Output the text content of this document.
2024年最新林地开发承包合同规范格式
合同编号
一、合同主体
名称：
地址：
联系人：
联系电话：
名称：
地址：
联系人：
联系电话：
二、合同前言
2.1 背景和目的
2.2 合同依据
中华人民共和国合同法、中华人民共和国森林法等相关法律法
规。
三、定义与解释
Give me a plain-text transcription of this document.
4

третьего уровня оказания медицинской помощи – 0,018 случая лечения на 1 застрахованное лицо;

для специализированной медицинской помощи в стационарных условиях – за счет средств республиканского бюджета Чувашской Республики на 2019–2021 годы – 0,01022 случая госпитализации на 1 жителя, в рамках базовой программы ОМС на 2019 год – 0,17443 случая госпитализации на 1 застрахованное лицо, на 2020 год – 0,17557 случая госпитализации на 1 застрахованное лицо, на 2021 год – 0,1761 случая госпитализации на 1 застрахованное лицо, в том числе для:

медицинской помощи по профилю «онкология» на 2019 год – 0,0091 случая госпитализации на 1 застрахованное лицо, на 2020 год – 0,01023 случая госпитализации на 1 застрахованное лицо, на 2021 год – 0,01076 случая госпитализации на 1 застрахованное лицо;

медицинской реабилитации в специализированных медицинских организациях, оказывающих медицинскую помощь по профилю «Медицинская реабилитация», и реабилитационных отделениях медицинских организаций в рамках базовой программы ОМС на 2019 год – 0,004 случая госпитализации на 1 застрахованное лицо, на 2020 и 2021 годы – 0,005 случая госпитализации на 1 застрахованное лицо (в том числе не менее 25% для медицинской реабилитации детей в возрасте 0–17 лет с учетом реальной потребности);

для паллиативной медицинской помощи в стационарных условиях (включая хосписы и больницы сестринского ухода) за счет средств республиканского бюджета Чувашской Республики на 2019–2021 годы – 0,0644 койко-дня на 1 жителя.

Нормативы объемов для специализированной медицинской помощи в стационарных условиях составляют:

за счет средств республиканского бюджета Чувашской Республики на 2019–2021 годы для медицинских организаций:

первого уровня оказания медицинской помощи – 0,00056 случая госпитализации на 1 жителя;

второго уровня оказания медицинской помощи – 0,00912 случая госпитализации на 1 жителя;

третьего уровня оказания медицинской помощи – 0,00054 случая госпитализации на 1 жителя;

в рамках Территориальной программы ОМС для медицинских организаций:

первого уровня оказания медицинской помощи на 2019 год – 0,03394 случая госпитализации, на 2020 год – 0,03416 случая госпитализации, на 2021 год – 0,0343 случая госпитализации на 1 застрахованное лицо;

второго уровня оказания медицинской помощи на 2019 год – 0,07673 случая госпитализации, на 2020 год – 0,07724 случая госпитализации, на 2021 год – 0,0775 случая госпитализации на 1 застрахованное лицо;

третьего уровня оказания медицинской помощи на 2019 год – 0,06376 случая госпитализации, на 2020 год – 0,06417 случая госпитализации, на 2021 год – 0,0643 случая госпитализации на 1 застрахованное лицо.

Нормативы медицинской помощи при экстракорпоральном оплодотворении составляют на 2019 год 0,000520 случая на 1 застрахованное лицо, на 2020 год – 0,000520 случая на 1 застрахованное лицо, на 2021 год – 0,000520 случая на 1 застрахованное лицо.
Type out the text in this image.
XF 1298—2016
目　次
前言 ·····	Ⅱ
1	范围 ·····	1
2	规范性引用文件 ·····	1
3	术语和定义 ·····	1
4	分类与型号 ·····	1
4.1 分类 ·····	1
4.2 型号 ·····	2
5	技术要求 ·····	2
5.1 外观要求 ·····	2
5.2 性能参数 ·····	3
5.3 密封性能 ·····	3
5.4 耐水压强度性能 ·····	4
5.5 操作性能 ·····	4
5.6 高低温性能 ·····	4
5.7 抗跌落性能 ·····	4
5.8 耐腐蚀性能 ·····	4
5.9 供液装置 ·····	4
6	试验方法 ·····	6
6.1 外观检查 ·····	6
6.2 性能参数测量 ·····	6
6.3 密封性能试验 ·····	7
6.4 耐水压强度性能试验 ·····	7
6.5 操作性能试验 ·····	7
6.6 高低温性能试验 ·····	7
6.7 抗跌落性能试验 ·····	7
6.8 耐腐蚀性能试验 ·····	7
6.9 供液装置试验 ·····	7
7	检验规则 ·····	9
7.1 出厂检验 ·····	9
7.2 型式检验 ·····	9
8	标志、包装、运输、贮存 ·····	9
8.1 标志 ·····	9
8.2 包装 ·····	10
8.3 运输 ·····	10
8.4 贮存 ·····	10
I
────────────────
- _Work instructions_
Set down, unchanged, the line that contains "Type out the text in this image." together with every later line in the records, through the last one.

- _Finished exercise_
Type out the text in this image.
XF 1298—2016
目　次
前言 ·····	Ⅱ
1	范围 ·····	1
2	规范性引用文件 ·····	1
3	术语和定义 ·····	1
4	分类与型号 ·····	1
4.1 分类 ·····	1
4.2 型号 ·····	2
5	技术要求 ·····	2
5.1 外观要求 ·····	2
5.2 性能参数 ·····	3
5.3 密封性能 ·····	3
5.4 耐水压强度性能 ·····	4
5.5 操作性能 ·····	4
5.6 高低温性能 ·····	4
5.7 抗跌落性能 ·····	4
5.8 耐腐蚀性能 ·····	4
5.9 供液装置 ·····	4
6	试验方法 ·····	6
6.1 外观检查 ·····	6
6.2 性能参数测量 ·····	6
6.3 密封性能试验 ·····	7
6.4 耐水压强度性能试验 ·····	7
6.5 操作性能试验 ·····	7
6.6 高低温性能试验 ·····	7
6.7 抗跌落性能试验 ·····	7
6.8 耐腐蚀性能试验 ·····	7
6.9 供液装置试验 ·····	7
7	检验规则 ·····	9
7.1 出厂检验 ·····	9
7.2 型式检验 ·····	9
8	标志、包装、运输、贮存 ·····	9
8.1 标志 ·····	9
8.2 包装 ·····	10
8.3 运输 ·····	10
8.4 贮存 ·····	10
I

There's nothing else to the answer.